DATASET CONTENT:

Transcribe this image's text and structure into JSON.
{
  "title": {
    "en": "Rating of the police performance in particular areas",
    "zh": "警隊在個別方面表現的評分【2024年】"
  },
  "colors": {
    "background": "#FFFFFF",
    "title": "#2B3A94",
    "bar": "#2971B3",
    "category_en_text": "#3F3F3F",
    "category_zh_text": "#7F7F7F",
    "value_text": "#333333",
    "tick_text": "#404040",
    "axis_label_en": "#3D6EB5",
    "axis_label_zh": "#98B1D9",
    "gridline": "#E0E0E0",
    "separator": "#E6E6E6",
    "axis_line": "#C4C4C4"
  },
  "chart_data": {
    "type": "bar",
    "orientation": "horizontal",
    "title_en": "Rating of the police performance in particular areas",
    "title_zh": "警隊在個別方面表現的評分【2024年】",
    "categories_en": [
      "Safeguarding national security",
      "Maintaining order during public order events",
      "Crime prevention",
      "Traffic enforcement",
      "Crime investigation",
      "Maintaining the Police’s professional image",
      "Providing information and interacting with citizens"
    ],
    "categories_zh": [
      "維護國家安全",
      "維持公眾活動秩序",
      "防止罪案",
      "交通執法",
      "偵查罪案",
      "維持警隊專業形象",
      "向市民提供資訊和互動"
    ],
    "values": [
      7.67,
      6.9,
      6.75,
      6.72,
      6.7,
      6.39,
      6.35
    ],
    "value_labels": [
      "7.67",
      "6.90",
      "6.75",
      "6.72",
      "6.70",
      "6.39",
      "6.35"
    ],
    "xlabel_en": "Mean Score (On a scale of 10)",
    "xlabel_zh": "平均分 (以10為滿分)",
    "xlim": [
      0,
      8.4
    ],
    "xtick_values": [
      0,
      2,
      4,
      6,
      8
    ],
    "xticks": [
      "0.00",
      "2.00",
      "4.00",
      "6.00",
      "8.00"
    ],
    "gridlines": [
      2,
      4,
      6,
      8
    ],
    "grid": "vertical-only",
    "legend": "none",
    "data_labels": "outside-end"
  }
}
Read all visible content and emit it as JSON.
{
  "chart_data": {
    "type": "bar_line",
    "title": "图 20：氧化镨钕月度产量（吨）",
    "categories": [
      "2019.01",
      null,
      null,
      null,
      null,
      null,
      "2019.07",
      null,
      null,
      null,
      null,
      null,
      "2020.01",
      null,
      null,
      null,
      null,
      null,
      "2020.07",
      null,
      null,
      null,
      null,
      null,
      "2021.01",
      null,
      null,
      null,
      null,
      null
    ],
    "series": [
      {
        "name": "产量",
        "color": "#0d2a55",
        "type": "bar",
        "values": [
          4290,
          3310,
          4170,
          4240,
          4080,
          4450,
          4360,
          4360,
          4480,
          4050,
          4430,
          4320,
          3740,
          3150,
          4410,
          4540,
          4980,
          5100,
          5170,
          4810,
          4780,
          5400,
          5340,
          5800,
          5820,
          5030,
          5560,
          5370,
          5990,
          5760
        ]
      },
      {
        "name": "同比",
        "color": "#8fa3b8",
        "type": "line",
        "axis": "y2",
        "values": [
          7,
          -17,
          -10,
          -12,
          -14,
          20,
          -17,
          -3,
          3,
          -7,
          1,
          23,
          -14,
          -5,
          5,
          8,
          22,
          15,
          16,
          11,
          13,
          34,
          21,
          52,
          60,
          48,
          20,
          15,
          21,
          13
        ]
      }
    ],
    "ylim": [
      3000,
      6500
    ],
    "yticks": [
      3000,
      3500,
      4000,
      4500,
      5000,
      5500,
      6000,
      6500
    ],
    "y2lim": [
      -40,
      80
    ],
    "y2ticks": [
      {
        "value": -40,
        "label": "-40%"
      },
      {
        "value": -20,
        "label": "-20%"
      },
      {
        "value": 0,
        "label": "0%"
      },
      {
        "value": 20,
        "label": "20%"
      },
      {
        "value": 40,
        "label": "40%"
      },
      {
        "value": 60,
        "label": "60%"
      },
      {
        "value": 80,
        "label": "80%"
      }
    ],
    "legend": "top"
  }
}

YOUR TASK:
Gather from the entries above all lines that include the string "警隊在個別方面表現的評分".

CORRECT RESULT:
    "zh": "警隊在個別方面表現的評分【2024年】"
    "title_zh": "警隊在個別方面表現的評分【2024年】",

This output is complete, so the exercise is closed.